• _REQUEST_: Retype the data that follows line by line, exactly, and leave its pictures out.

** Start of RECORDS **

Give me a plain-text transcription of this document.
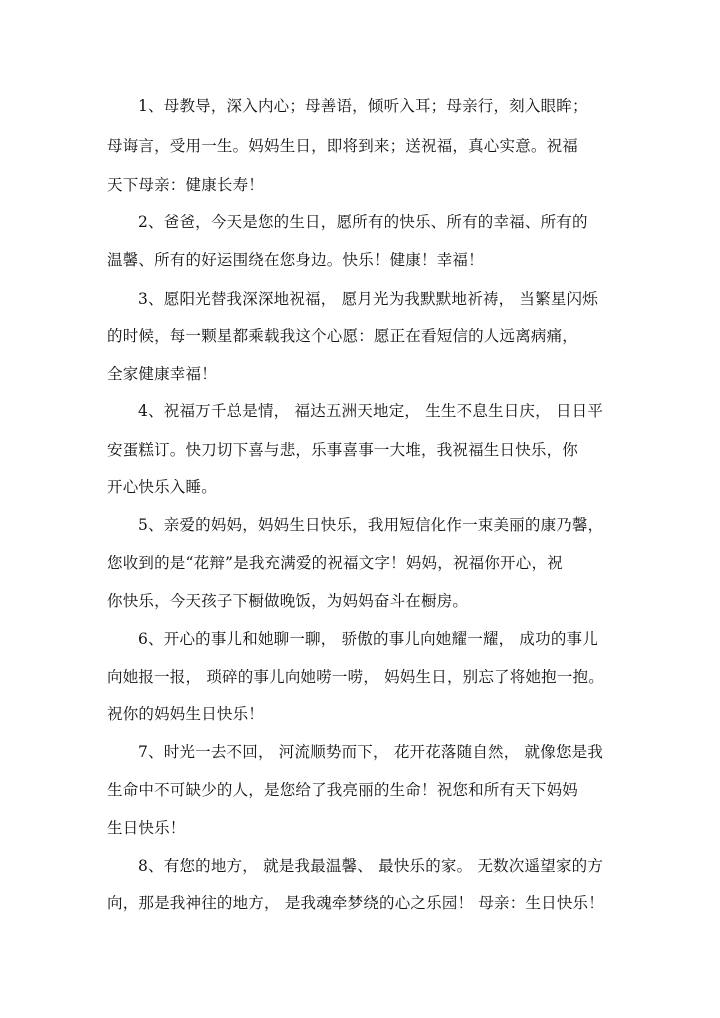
1、母教导，深入内心；母善语，倾听入耳；母亲行，刻入眼眸；
母诲言，受用一生。妈妈生日，即将到来；送祝福，真心实意。祝福
天下母亲：健康长寿！
2、爸爸，今天是您的生日，愿所有的快乐、所有的幸福、所有的
温馨、所有的好运围绕在您身边。快乐！健康！幸福！
3、愿阳光替我深深地祝福， 愿月光为我默默地祈祷， 当繁星闪烁
的时候，每一颗星都乘载我这个心愿：愿正在看短信的人远离病痛，
全家健康幸福！
4、祝福万千总是情， 福达五洲天地定， 生生不息生日庆， 日日平
安蛋糕订。快刀切下喜与悲，乐事喜事一大堆，我祝福生日快乐，你
开心快乐入睡。
5、亲爱的妈妈，妈妈生日快乐，我用短信化作一束美丽的康乃馨，
您收到的是“花辩”是我充满爱的祝福文字！妈妈，祝福你开心，祝
你快乐，今天孩子下橱做晚饭，为妈妈奋斗在橱房。
6、开心的事儿和她聊一聊， 骄傲的事儿向她耀一耀， 成功的事儿
向她报一报， 琐碎的事儿向她唠一唠， 妈妈生日，别忘了将她抱一抱。
祝你的妈妈生日快乐！
7、时光一去不回， 河流顺势而下， 花开花落随自然， 就像您是我
生命中不可缺少的人，是您给了我亮丽的生命！祝您和所有天下妈妈
生日快乐！
8、有您的地方， 就是我最温馨、 最快乐的家。 无数次遥望家的方
向，那是我神往的地方， 是我魂牵梦绕的心之乐园！ 母亲：生日快乐！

** End of RECORDS **

• _ANSWER BELOW_:
Give me a plain-text transcription of this document.
1、母教导，深入内心；母善语，倾听入耳；母亲行，刻入眼眸；
母诲言，受用一生。妈妈生日，即将到来；送祝福，真心实意。祝福
天下母亲：健康长寿！
2、爸爸，今天是您的生日，愿所有的快乐、所有的幸福、所有的
温馨、所有的好运围绕在您身边。快乐！健康！幸福！
3、愿阳光替我深深地祝福， 愿月光为我默默地祈祷， 当繁星闪烁
的时候，每一颗星都乘载我这个心愿：愿正在看短信的人远离病痛，
全家健康幸福！
4、祝福万千总是情， 福达五洲天地定， 生生不息生日庆， 日日平
安蛋糕订。快刀切下喜与悲，乐事喜事一大堆，我祝福生日快乐，你
开心快乐入睡。
5、亲爱的妈妈，妈妈生日快乐，我用短信化作一束美丽的康乃馨，
您收到的是“花辩”是我充满爱的祝福文字！妈妈，祝福你开心，祝
你快乐，今天孩子下橱做晚饭，为妈妈奋斗在橱房。
6、开心的事儿和她聊一聊， 骄傲的事儿向她耀一耀， 成功的事儿
向她报一报， 琐碎的事儿向她唠一唠， 妈妈生日，别忘了将她抱一抱。
祝你的妈妈生日快乐！
7、时光一去不回， 河流顺势而下， 花开花落随自然， 就像您是我
生命中不可缺少的人，是您给了我亮丽的生命！祝您和所有天下妈妈
生日快乐！
8、有您的地方， 就是我最温馨、 最快乐的家。 无数次遥望家的方
向，那是我神往的地方， 是我魂牵梦绕的心之乐园！ 母亲：生日快乐！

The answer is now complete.